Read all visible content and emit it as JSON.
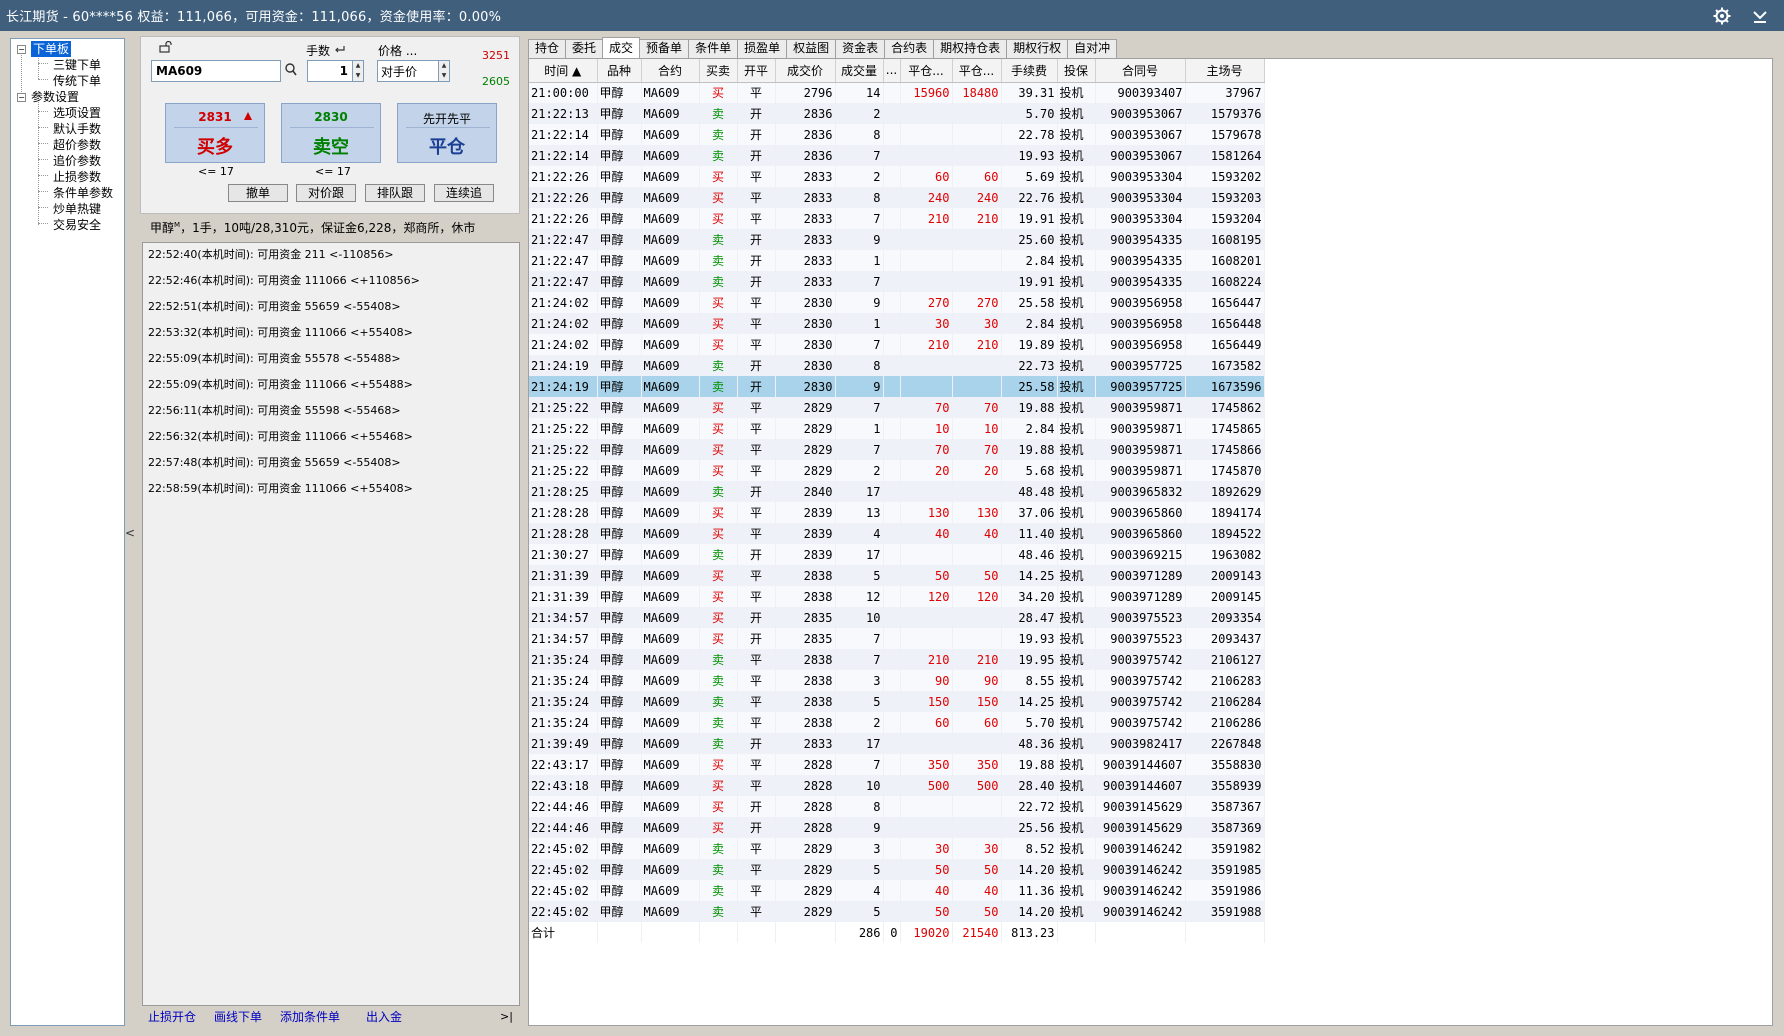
{
  "window": {
    "title": "长江期货 - 60****56  权益：111,066，可用资金：111,066，资金使用率：0.00%",
    "icons": [
      "gear-icon",
      "minimize-icon"
    ]
  },
  "tree": {
    "root1": "下单板",
    "root1_children": [
      "三键下单",
      "传统下单"
    ],
    "root2": "参数设置",
    "root2_children": [
      "选项设置",
      "默认手数",
      "超价参数",
      "追价参数",
      "止损参数",
      "条件单参数",
      "炒单热键",
      "交易安全"
    ]
  },
  "order": {
    "qty_label": "手数",
    "price_label": "价格 ...",
    "contract": "MA609",
    "qty": "1",
    "price_mode": "对手价",
    "limit_up": "3251",
    "limit_down": "2605",
    "buy_price": "2831",
    "buy_label": "买多",
    "sell_price": "2830",
    "sell_label": "卖空",
    "close_hint": "先开先平",
    "close_label": "平仓",
    "buy_limit": "<= 17",
    "sell_limit": "<= 17",
    "buttons": [
      "撤单",
      "对价跟",
      "排队跟",
      "连续追"
    ],
    "info_prefix": "甲醇",
    "info_sup": "M",
    "info_rest": "，1手，10吨/28,310元，保证金6,228，郑商所，休市"
  },
  "log": [
    "22:52:40(本机时间): 可用资金 211 <-110856>",
    "22:52:46(本机时间): 可用资金 111066 <+110856>",
    "22:52:51(本机时间): 可用资金 55659 <-55408>",
    "22:53:32(本机时间): 可用资金 111066 <+55408>",
    "22:55:09(本机时间): 可用资金 55578 <-55488>",
    "22:55:09(本机时间): 可用资金 111066 <+55488>",
    "22:56:11(本机时间): 可用资金 55598 <-55468>",
    "22:56:32(本机时间): 可用资金 111066 <+55468>",
    "22:57:48(本机时间): 可用资金 55659 <-55408>",
    "22:58:59(本机时间): 可用资金 111066 <+55408>"
  ],
  "bottom_links": [
    "止损开仓",
    "画线下单",
    "添加条件单",
    "出入金"
  ],
  "collapse_label": ">|",
  "tabs": [
    "持仓",
    "委托",
    "成交",
    "预备单",
    "条件单",
    "损盈单",
    "权益图",
    "资金表",
    "合约表",
    "期权持仓表",
    "期权行权",
    "自对冲"
  ],
  "active_tab": "成交",
  "columns": [
    "时间 ▲",
    "品种",
    "合约",
    "买卖",
    "开平",
    "成交价",
    "成交量",
    "...",
    "平仓...",
    "平仓...",
    "手续费",
    "投保",
    "合同号",
    "主场号"
  ],
  "colors": {
    "buy": "#e00000",
    "sell": "#009000",
    "selected_row": "#a8d3ea",
    "title_bar": "#3f5f7d"
  },
  "rows": [
    [
      "21:00:00",
      "甲醇",
      "MA609",
      "买",
      "平",
      "2796",
      "14",
      "",
      "15960",
      "18480",
      "39.31",
      "投机",
      "900393407",
      "37967"
    ],
    [
      "21:22:13",
      "甲醇",
      "MA609",
      "卖",
      "开",
      "2836",
      "2",
      "",
      "",
      "",
      "5.70",
      "投机",
      "9003953067",
      "1579376"
    ],
    [
      "21:22:14",
      "甲醇",
      "MA609",
      "卖",
      "开",
      "2836",
      "8",
      "",
      "",
      "",
      "22.78",
      "投机",
      "9003953067",
      "1579678"
    ],
    [
      "21:22:14",
      "甲醇",
      "MA609",
      "卖",
      "开",
      "2836",
      "7",
      "",
      "",
      "",
      "19.93",
      "投机",
      "9003953067",
      "1581264"
    ],
    [
      "21:22:26",
      "甲醇",
      "MA609",
      "买",
      "平",
      "2833",
      "2",
      "",
      "60",
      "60",
      "5.69",
      "投机",
      "9003953304",
      "1593202"
    ],
    [
      "21:22:26",
      "甲醇",
      "MA609",
      "买",
      "平",
      "2833",
      "8",
      "",
      "240",
      "240",
      "22.76",
      "投机",
      "9003953304",
      "1593203"
    ],
    [
      "21:22:26",
      "甲醇",
      "MA609",
      "买",
      "平",
      "2833",
      "7",
      "",
      "210",
      "210",
      "19.91",
      "投机",
      "9003953304",
      "1593204"
    ],
    [
      "21:22:47",
      "甲醇",
      "MA609",
      "卖",
      "开",
      "2833",
      "9",
      "",
      "",
      "",
      "25.60",
      "投机",
      "9003954335",
      "1608195"
    ],
    [
      "21:22:47",
      "甲醇",
      "MA609",
      "卖",
      "开",
      "2833",
      "1",
      "",
      "",
      "",
      "2.84",
      "投机",
      "9003954335",
      "1608201"
    ],
    [
      "21:22:47",
      "甲醇",
      "MA609",
      "卖",
      "开",
      "2833",
      "7",
      "",
      "",
      "",
      "19.91",
      "投机",
      "9003954335",
      "1608224"
    ],
    [
      "21:24:02",
      "甲醇",
      "MA609",
      "买",
      "平",
      "2830",
      "9",
      "",
      "270",
      "270",
      "25.58",
      "投机",
      "9003956958",
      "1656447"
    ],
    [
      "21:24:02",
      "甲醇",
      "MA609",
      "买",
      "平",
      "2830",
      "1",
      "",
      "30",
      "30",
      "2.84",
      "投机",
      "9003956958",
      "1656448"
    ],
    [
      "21:24:02",
      "甲醇",
      "MA609",
      "买",
      "平",
      "2830",
      "7",
      "",
      "210",
      "210",
      "19.89",
      "投机",
      "9003956958",
      "1656449"
    ],
    [
      "21:24:19",
      "甲醇",
      "MA609",
      "卖",
      "开",
      "2830",
      "8",
      "",
      "",
      "",
      "22.73",
      "投机",
      "9003957725",
      "1673582"
    ],
    [
      "21:24:19",
      "甲醇",
      "MA609",
      "卖",
      "开",
      "2830",
      "9",
      "",
      "",
      "",
      "25.58",
      "投机",
      "9003957725",
      "1673596"
    ],
    [
      "21:25:22",
      "甲醇",
      "MA609",
      "买",
      "平",
      "2829",
      "7",
      "",
      "70",
      "70",
      "19.88",
      "投机",
      "9003959871",
      "1745862"
    ],
    [
      "21:25:22",
      "甲醇",
      "MA609",
      "买",
      "平",
      "2829",
      "1",
      "",
      "10",
      "10",
      "2.84",
      "投机",
      "9003959871",
      "1745865"
    ],
    [
      "21:25:22",
      "甲醇",
      "MA609",
      "买",
      "平",
      "2829",
      "7",
      "",
      "70",
      "70",
      "19.88",
      "投机",
      "9003959871",
      "1745866"
    ],
    [
      "21:25:22",
      "甲醇",
      "MA609",
      "买",
      "平",
      "2829",
      "2",
      "",
      "20",
      "20",
      "5.68",
      "投机",
      "9003959871",
      "1745870"
    ],
    [
      "21:28:25",
      "甲醇",
      "MA609",
      "卖",
      "开",
      "2840",
      "17",
      "",
      "",
      "",
      "48.48",
      "投机",
      "9003965832",
      "1892629"
    ],
    [
      "21:28:28",
      "甲醇",
      "MA609",
      "买",
      "平",
      "2839",
      "13",
      "",
      "130",
      "130",
      "37.06",
      "投机",
      "9003965860",
      "1894174"
    ],
    [
      "21:28:28",
      "甲醇",
      "MA609",
      "买",
      "平",
      "2839",
      "4",
      "",
      "40",
      "40",
      "11.40",
      "投机",
      "9003965860",
      "1894522"
    ],
    [
      "21:30:27",
      "甲醇",
      "MA609",
      "卖",
      "开",
      "2839",
      "17",
      "",
      "",
      "",
      "48.46",
      "投机",
      "9003969215",
      "1963082"
    ],
    [
      "21:31:39",
      "甲醇",
      "MA609",
      "买",
      "平",
      "2838",
      "5",
      "",
      "50",
      "50",
      "14.25",
      "投机",
      "9003971289",
      "2009143"
    ],
    [
      "21:31:39",
      "甲醇",
      "MA609",
      "买",
      "平",
      "2838",
      "12",
      "",
      "120",
      "120",
      "34.20",
      "投机",
      "9003971289",
      "2009145"
    ],
    [
      "21:34:57",
      "甲醇",
      "MA609",
      "买",
      "开",
      "2835",
      "10",
      "",
      "",
      "",
      "28.47",
      "投机",
      "9003975523",
      "2093354"
    ],
    [
      "21:34:57",
      "甲醇",
      "MA609",
      "买",
      "开",
      "2835",
      "7",
      "",
      "",
      "",
      "19.93",
      "投机",
      "9003975523",
      "2093437"
    ],
    [
      "21:35:24",
      "甲醇",
      "MA609",
      "卖",
      "平",
      "2838",
      "7",
      "",
      "210",
      "210",
      "19.95",
      "投机",
      "9003975742",
      "2106127"
    ],
    [
      "21:35:24",
      "甲醇",
      "MA609",
      "卖",
      "平",
      "2838",
      "3",
      "",
      "90",
      "90",
      "8.55",
      "投机",
      "9003975742",
      "2106283"
    ],
    [
      "21:35:24",
      "甲醇",
      "MA609",
      "卖",
      "平",
      "2838",
      "5",
      "",
      "150",
      "150",
      "14.25",
      "投机",
      "9003975742",
      "2106284"
    ],
    [
      "21:35:24",
      "甲醇",
      "MA609",
      "卖",
      "平",
      "2838",
      "2",
      "",
      "60",
      "60",
      "5.70",
      "投机",
      "9003975742",
      "2106286"
    ],
    [
      "21:39:49",
      "甲醇",
      "MA609",
      "卖",
      "开",
      "2833",
      "17",
      "",
      "",
      "",
      "48.36",
      "投机",
      "9003982417",
      "2267848"
    ],
    [
      "22:43:17",
      "甲醇",
      "MA609",
      "买",
      "平",
      "2828",
      "7",
      "",
      "350",
      "350",
      "19.88",
      "投机",
      "90039144607",
      "3558830"
    ],
    [
      "22:43:18",
      "甲醇",
      "MA609",
      "买",
      "平",
      "2828",
      "10",
      "",
      "500",
      "500",
      "28.40",
      "投机",
      "90039144607",
      "3558939"
    ],
    [
      "22:44:46",
      "甲醇",
      "MA609",
      "买",
      "开",
      "2828",
      "8",
      "",
      "",
      "",
      "22.72",
      "投机",
      "90039145629",
      "3587367"
    ],
    [
      "22:44:46",
      "甲醇",
      "MA609",
      "买",
      "开",
      "2828",
      "9",
      "",
      "",
      "",
      "25.56",
      "投机",
      "90039145629",
      "3587369"
    ],
    [
      "22:45:02",
      "甲醇",
      "MA609",
      "卖",
      "平",
      "2829",
      "3",
      "",
      "30",
      "30",
      "8.52",
      "投机",
      "90039146242",
      "3591982"
    ],
    [
      "22:45:02",
      "甲醇",
      "MA609",
      "卖",
      "平",
      "2829",
      "5",
      "",
      "50",
      "50",
      "14.20",
      "投机",
      "90039146242",
      "3591985"
    ],
    [
      "22:45:02",
      "甲醇",
      "MA609",
      "卖",
      "平",
      "2829",
      "4",
      "",
      "40",
      "40",
      "11.36",
      "投机",
      "90039146242",
      "3591986"
    ],
    [
      "22:45:02",
      "甲醇",
      "MA609",
      "卖",
      "平",
      "2829",
      "5",
      "",
      "50",
      "50",
      "14.20",
      "投机",
      "90039146242",
      "3591988"
    ]
  ],
  "selected_row": 14,
  "totals": {
    "label": "合计",
    "volume": "286",
    "col8": "0",
    "close1": "19020",
    "close2": "21540",
    "fee": "813.23"
  }
}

:: Aim ::
What is the number of lines in these records that contain "可用资金"? Reply with the number only.

:: Exercise output ::
11